- [EXERCISE BRIEF] Reproduce the stretch of entries from the start through the line containing "santos-count: 16 <box>452 154 471 173</box>", substituting "y-axis-label" for every "y-tick-label" and leaving everything else unchanged.

- [SOURCE RECORDS]
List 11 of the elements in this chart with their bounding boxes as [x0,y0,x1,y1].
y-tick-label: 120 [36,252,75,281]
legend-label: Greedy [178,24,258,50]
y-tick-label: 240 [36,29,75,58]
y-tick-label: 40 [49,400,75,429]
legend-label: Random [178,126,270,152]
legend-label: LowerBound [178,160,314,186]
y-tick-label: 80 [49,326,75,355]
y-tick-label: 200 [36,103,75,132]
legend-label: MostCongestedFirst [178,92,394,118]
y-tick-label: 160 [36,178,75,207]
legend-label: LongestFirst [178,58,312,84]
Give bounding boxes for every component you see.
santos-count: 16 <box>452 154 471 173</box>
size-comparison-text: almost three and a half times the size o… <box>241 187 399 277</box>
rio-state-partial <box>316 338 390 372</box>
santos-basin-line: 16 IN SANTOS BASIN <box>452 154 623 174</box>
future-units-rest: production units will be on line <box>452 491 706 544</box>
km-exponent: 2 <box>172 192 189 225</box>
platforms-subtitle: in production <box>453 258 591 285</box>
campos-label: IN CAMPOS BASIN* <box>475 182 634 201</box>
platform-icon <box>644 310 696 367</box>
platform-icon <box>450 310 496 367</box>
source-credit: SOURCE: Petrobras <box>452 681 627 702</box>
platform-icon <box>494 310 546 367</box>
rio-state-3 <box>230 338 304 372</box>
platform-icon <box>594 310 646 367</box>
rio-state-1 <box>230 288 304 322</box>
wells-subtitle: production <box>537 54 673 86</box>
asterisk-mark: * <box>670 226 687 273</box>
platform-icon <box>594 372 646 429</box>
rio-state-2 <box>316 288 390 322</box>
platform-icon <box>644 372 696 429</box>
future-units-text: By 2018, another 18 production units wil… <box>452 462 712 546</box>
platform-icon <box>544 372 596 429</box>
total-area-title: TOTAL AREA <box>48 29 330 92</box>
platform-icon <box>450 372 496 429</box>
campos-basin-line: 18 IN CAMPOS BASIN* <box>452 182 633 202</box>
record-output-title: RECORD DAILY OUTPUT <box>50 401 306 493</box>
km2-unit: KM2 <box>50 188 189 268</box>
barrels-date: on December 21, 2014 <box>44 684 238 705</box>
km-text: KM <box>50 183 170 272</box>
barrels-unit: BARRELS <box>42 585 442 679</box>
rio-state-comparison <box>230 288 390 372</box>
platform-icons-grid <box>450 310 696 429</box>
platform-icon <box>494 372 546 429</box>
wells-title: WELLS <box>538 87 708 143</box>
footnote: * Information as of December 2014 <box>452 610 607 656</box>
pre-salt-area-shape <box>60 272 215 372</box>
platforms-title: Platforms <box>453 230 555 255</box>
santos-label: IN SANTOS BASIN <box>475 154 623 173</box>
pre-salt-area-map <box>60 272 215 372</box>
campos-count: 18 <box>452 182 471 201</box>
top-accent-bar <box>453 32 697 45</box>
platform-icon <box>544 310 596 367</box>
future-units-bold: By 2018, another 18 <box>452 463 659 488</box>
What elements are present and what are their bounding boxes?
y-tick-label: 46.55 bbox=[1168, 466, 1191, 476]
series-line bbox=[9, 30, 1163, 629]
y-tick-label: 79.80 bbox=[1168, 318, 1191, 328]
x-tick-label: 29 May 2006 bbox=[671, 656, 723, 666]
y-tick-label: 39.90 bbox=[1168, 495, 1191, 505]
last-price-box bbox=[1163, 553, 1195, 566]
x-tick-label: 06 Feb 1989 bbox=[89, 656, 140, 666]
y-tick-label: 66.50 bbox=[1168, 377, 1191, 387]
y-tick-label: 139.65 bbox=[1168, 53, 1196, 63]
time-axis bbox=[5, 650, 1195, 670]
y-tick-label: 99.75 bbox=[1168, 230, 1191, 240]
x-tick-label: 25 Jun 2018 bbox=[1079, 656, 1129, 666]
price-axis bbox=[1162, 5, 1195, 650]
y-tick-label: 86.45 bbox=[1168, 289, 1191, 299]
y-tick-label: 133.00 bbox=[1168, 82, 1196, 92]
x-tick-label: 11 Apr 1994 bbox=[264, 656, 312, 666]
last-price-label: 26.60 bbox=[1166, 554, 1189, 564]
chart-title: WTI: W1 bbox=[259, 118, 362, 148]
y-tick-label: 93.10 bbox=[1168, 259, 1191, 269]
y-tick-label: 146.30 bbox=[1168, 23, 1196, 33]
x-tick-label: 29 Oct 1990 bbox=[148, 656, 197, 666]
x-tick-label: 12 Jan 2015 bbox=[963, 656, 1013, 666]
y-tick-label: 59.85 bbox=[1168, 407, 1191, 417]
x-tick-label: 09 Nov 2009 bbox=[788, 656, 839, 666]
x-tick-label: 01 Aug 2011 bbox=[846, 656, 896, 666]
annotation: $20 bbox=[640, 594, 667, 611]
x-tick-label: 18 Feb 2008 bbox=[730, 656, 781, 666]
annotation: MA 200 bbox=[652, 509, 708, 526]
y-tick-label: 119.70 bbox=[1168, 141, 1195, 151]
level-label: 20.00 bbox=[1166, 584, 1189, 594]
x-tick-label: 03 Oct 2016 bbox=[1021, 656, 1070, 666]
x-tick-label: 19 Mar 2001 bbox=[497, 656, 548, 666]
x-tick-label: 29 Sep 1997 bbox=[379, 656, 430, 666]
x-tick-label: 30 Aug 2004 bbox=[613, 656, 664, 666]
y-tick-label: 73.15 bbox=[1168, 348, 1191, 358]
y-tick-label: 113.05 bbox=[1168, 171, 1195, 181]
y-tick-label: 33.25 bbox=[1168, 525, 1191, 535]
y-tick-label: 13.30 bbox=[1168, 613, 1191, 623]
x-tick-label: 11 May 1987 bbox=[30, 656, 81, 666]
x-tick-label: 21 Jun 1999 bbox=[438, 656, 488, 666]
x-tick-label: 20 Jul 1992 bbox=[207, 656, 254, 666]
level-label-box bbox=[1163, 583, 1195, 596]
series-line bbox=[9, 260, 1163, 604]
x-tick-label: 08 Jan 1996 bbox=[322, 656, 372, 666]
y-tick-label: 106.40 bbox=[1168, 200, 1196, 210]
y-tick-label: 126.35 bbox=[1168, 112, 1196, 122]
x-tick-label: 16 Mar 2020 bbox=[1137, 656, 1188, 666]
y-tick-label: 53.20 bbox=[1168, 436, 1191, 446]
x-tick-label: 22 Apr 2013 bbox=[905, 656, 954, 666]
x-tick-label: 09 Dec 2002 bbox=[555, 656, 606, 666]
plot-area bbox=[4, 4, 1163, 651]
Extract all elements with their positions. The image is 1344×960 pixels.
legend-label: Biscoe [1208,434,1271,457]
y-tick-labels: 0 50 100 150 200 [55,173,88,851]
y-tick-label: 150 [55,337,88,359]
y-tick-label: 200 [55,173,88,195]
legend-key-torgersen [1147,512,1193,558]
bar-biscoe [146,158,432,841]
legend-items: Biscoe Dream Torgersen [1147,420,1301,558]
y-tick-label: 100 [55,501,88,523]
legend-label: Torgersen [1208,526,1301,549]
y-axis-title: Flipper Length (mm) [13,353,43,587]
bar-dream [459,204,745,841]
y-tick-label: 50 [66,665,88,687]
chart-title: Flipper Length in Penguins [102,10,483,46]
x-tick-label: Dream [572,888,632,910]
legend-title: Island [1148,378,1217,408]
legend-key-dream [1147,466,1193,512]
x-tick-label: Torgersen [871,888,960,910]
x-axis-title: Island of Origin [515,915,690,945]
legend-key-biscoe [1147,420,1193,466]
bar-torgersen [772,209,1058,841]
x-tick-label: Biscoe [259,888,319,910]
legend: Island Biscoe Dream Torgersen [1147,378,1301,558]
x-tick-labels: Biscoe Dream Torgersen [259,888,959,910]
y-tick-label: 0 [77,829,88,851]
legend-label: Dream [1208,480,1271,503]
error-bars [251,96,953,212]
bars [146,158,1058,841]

- [SOLUTION TO THIS EXERCISE]
List 11 of the elements in this chart with their bounding boxes as [x0,y0,x1,y1].
y-axis-label: 120 [36,252,75,281]
legend-label: Greedy [178,24,258,50]
y-axis-label: 240 [36,29,75,58]
y-axis-label: 40 [49,400,75,429]
legend-label: Random [178,126,270,152]
legend-label: LowerBound [178,160,314,186]
y-axis-label: 80 [49,326,75,355]
y-axis-label: 200 [36,103,75,132]
legend-label: MostCongestedFirst [178,92,394,118]
y-axis-label: 160 [36,178,75,207]
legend-label: LongestFirst [178,58,312,84]
Give bounding boxes for every component you see.
santos-count: 16 <box>452 154 471 173</box>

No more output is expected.